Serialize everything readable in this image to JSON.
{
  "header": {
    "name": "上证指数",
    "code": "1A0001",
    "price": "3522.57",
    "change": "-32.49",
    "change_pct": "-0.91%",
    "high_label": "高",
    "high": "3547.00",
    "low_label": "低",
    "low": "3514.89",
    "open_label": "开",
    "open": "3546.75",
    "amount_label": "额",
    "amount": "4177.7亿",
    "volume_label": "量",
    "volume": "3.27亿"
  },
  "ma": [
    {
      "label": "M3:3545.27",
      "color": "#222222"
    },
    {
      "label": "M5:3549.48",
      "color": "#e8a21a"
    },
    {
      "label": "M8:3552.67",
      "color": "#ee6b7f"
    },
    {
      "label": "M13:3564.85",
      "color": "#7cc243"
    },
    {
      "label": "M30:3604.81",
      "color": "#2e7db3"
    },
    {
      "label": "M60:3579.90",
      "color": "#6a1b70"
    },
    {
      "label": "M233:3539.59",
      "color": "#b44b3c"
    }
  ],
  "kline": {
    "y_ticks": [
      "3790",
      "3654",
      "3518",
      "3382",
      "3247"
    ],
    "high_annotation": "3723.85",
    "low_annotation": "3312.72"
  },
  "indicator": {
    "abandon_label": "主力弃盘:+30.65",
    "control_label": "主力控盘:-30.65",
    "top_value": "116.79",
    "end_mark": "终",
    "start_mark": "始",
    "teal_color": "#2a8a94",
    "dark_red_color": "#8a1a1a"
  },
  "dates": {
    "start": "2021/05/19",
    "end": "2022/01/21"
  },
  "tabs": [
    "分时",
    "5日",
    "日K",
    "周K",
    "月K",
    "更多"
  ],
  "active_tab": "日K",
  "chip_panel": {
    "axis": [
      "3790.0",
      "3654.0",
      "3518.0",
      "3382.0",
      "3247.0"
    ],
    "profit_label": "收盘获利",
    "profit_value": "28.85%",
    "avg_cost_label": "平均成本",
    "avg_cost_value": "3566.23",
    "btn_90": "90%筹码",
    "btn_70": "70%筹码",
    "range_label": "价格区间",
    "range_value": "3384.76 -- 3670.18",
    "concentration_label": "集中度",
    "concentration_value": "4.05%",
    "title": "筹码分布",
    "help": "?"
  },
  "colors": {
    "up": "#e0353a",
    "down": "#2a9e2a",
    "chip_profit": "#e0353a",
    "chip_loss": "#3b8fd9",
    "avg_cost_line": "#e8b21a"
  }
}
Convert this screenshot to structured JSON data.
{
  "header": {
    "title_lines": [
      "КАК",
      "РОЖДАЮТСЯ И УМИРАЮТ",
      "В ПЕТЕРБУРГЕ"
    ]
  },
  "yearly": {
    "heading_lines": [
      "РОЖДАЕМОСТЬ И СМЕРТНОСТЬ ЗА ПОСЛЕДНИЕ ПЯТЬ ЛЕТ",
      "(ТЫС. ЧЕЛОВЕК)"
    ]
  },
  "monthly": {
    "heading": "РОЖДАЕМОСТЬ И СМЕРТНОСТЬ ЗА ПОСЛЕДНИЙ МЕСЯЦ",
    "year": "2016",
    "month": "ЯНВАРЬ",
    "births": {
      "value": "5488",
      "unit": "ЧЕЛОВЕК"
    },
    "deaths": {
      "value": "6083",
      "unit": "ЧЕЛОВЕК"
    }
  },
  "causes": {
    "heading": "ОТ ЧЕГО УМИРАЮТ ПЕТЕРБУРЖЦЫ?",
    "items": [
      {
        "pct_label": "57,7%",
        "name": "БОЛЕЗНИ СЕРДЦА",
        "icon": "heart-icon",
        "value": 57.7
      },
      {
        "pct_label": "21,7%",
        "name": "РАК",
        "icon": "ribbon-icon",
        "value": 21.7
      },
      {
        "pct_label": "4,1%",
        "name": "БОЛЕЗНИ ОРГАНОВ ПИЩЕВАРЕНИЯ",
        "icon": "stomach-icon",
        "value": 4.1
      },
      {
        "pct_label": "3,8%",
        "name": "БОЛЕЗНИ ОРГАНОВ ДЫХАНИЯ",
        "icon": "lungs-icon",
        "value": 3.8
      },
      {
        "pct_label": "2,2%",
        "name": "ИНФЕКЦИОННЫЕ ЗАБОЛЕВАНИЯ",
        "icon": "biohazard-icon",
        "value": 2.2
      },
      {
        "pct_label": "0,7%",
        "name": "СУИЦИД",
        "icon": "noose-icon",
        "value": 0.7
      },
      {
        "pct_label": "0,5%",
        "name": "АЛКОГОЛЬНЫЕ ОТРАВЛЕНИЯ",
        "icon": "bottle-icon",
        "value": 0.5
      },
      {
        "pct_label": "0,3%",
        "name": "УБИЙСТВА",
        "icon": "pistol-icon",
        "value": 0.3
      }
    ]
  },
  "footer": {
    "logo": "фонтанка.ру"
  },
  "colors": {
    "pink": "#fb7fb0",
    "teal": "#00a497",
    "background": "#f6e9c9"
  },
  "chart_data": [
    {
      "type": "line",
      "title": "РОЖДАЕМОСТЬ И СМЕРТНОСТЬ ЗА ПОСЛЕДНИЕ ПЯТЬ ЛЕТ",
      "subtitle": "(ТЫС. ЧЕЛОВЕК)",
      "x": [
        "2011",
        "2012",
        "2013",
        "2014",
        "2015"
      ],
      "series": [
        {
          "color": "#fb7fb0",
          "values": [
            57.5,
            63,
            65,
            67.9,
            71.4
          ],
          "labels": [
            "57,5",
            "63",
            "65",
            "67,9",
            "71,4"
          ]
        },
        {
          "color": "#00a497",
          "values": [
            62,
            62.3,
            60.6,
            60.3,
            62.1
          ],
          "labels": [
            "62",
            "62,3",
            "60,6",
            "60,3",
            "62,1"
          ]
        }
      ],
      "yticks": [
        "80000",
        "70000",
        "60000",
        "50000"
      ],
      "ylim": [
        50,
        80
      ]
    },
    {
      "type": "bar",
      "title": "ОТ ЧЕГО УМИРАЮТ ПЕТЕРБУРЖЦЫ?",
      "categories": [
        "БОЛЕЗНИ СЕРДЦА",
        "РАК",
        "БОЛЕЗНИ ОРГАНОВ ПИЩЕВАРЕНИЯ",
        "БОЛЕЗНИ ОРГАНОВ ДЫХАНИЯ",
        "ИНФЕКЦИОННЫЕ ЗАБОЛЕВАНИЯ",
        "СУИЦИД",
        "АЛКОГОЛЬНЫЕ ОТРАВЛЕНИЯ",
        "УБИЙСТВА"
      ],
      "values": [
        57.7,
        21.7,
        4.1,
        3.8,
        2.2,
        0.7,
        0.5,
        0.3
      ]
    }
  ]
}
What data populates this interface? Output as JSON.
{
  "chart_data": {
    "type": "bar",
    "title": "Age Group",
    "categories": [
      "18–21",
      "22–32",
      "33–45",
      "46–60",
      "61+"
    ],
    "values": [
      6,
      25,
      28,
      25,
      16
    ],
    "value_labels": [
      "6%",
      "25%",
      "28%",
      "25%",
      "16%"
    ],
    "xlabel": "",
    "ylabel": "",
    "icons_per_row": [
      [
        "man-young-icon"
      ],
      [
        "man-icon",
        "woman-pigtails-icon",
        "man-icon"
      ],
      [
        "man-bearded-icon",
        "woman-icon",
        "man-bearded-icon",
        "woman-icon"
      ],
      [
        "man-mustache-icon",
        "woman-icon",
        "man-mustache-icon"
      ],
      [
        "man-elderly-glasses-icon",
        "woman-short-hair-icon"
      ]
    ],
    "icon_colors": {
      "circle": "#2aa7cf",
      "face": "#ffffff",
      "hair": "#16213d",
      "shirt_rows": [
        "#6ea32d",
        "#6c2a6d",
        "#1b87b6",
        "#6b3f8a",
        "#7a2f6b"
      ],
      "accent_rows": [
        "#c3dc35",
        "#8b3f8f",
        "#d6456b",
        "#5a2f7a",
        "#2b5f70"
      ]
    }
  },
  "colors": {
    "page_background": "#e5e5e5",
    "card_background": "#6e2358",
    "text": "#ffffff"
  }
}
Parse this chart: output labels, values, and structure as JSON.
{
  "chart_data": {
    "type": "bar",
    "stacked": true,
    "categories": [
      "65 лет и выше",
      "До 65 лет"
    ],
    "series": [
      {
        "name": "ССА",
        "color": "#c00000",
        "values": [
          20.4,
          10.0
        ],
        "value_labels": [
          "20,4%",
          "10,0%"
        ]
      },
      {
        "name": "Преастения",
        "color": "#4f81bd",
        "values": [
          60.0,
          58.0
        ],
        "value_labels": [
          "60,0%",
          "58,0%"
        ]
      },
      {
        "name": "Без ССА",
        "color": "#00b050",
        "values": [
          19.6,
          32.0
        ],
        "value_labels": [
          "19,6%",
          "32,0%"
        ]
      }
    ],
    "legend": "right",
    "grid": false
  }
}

▶ TASK OBJECTIVE:
Display every line of the listing that contains the string "ЗАБОЛЕВАНИЯ".

▶ THE ANSWER:
        "name": "ИНФЕКЦИОННЫЕ ЗАБОЛЕВАНИЯ",
        "ИНФЕКЦИОННЫЕ ЗАБОЛЕВАНИЯ",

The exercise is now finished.